▶ **Aim of the exercise**
Without the pictures, return each record as it appears.

# START OF Supplied records

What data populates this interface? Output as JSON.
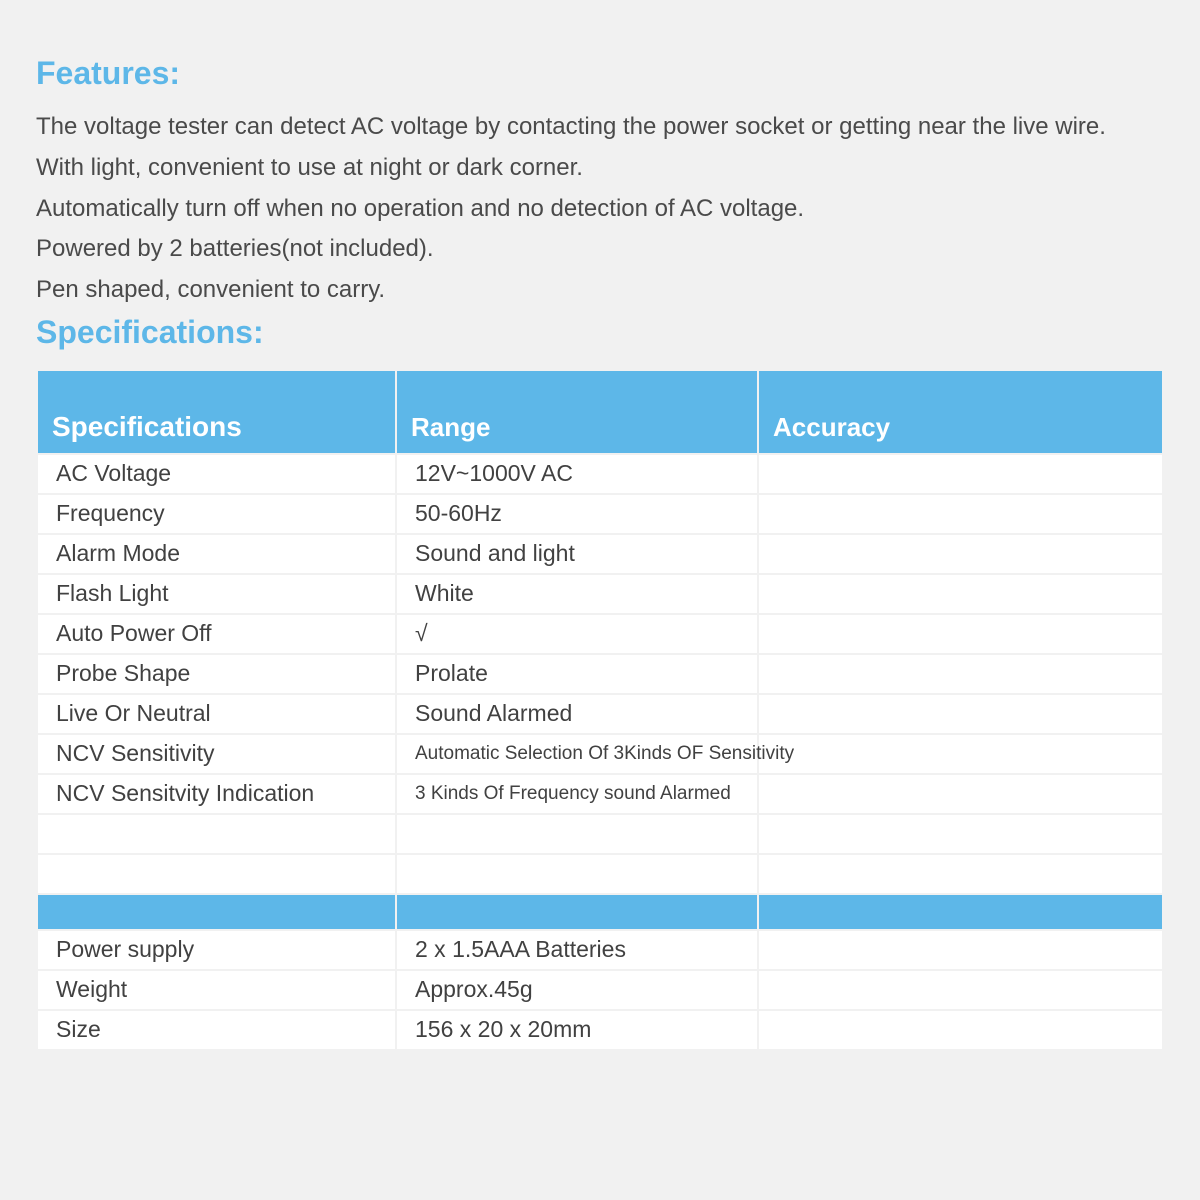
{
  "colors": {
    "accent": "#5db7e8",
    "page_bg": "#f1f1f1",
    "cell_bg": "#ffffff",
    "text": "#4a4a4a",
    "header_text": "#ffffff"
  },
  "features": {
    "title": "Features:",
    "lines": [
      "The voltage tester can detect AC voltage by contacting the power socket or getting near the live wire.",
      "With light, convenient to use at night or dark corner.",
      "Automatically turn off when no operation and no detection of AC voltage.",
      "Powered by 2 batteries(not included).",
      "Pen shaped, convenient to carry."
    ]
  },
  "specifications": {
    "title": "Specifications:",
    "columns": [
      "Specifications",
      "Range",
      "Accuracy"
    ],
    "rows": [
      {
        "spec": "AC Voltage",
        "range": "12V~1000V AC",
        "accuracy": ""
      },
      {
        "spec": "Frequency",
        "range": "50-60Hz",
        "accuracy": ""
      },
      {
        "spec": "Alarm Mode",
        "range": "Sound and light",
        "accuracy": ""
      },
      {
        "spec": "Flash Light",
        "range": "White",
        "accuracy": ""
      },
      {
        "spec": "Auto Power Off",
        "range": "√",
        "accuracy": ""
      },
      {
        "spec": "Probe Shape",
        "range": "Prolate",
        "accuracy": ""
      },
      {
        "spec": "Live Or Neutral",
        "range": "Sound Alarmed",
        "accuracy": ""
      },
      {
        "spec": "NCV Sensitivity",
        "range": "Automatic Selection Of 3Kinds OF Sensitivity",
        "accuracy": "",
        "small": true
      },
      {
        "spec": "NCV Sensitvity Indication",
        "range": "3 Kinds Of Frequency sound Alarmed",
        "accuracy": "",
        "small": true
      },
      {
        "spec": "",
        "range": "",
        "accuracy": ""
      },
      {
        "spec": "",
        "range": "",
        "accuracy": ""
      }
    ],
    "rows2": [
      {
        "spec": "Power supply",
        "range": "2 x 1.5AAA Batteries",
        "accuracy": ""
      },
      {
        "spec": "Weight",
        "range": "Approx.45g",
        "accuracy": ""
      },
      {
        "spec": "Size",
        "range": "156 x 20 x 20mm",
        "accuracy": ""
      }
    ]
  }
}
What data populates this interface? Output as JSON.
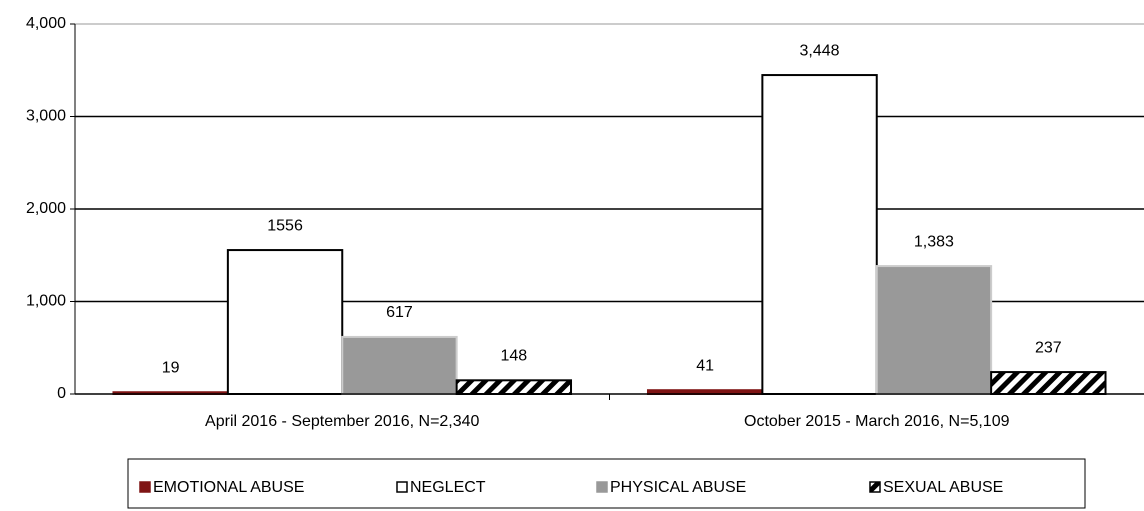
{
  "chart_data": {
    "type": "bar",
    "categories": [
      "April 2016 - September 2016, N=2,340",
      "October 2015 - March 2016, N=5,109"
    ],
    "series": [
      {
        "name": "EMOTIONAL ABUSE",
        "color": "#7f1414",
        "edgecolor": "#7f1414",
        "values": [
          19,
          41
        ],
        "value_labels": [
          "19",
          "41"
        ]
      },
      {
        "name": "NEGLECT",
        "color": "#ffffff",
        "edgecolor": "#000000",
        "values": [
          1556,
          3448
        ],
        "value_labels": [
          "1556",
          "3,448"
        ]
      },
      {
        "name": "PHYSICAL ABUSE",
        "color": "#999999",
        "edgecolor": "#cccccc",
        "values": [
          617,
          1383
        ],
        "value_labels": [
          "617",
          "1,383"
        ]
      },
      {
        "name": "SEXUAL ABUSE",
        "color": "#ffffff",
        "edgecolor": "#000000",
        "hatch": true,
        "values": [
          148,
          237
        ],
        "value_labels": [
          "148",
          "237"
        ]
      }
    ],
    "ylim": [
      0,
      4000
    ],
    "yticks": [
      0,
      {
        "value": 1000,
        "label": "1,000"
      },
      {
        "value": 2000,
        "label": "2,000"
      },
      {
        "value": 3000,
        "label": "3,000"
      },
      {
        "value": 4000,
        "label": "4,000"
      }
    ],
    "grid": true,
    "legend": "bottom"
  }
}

# END OF Supplied records

▶ **Answer for this exercise**
What data populates this interface? Output as JSON.
{
  "colors": {
    "accent": "#5db7e8",
    "page_bg": "#f1f1f1",
    "cell_bg": "#ffffff",
    "text": "#4a4a4a",
    "header_text": "#ffffff"
  },
  "features": {
    "title": "Features:",
    "lines": [
      "The voltage tester can detect AC voltage by contacting the power socket or getting near the live wire.",
      "With light, convenient to use at night or dark corner.",
      "Automatically turn off when no operation and no detection of AC voltage.",
      "Powered by 2 batteries(not included).",
      "Pen shaped, convenient to carry."
    ]
  },
  "specifications": {
    "title": "Specifications:",
    "columns": [
      "Specifications",
      "Range",
      "Accuracy"
    ],
    "rows": [
      {
        "spec": "AC Voltage",
        "range": "12V~1000V AC",
        "accuracy": ""
      },
      {
        "spec": "Frequency",
        "range": "50-60Hz",
        "accuracy": ""
      },
      {
        "spec": "Alarm Mode",
        "range": "Sound and light",
        "accuracy": ""
      },
      {
        "spec": "Flash Light",
        "range": "White",
        "accuracy": ""
      },
      {
        "spec": "Auto Power Off",
        "range": "√",
        "accuracy": ""
      },
      {
        "spec": "Probe Shape",
        "range": "Prolate",
        "accuracy": ""
      },
      {
        "spec": "Live Or Neutral",
        "range": "Sound Alarmed",
        "accuracy": ""
      },
      {
        "spec": "NCV Sensitivity",
        "range": "Automatic Selection Of 3Kinds OF Sensitivity",
        "accuracy": "",
        "small": true
      },
      {
        "spec": "NCV Sensitvity Indication",
        "range": "3 Kinds Of Frequency sound Alarmed",
        "accuracy": "",
        "small": true
      },
      {
        "spec": "",
        "range": "",
        "accuracy": ""
      },
      {
        "spec": "",
        "range": "",
        "accuracy": ""
      }
    ],
    "rows2": [
      {
        "spec": "Power supply",
        "range": "2 x 1.5AAA Batteries",
        "accuracy": ""
      },
      {
        "spec": "Weight",
        "range": "Approx.45g",
        "accuracy": ""
      },
      {
        "spec": "Size",
        "range": "156 x 20 x 20mm",
        "accuracy": ""
      }
    ]
  }
}
What data populates this interface? Output as JSON.
{
  "chart_data": {
    "type": "bar",
    "categories": [
      "April 2016 - September 2016, N=2,340",
      "October 2015 - March 2016, N=5,109"
    ],
    "series": [
      {
        "name": "EMOTIONAL ABUSE",
        "color": "#7f1414",
        "edgecolor": "#7f1414",
        "values": [
          19,
          41
        ],
        "value_labels": [
          "19",
          "41"
        ]
      },
      {
        "name": "NEGLECT",
        "color": "#ffffff",
        "edgecolor": "#000000",
        "values": [
          1556,
          3448
        ],
        "value_labels": [
          "1556",
          "3,448"
        ]
      },
      {
        "name": "PHYSICAL ABUSE",
        "color": "#999999",
        "edgecolor": "#cccccc",
        "values": [
          617,
          1383
        ],
        "value_labels": [
          "617",
          "1,383"
        ]
      },
      {
        "name": "SEXUAL ABUSE",
        "color": "#ffffff",
        "edgecolor": "#000000",
        "hatch": true,
        "values": [
          148,
          237
        ],
        "value_labels": [
          "148",
          "237"
        ]
      }
    ],
    "ylim": [
      0,
      4000
    ],
    "yticks": [
      0,
      {
        "value": 1000,
        "label": "1,000"
      },
      {
        "value": 2000,
        "label": "2,000"
      },
      {
        "value": 3000,
        "label": "3,000"
      },
      {
        "value": 4000,
        "label": "4,000"
      }
    ],
    "grid": true,
    "legend": "bottom"
  }
}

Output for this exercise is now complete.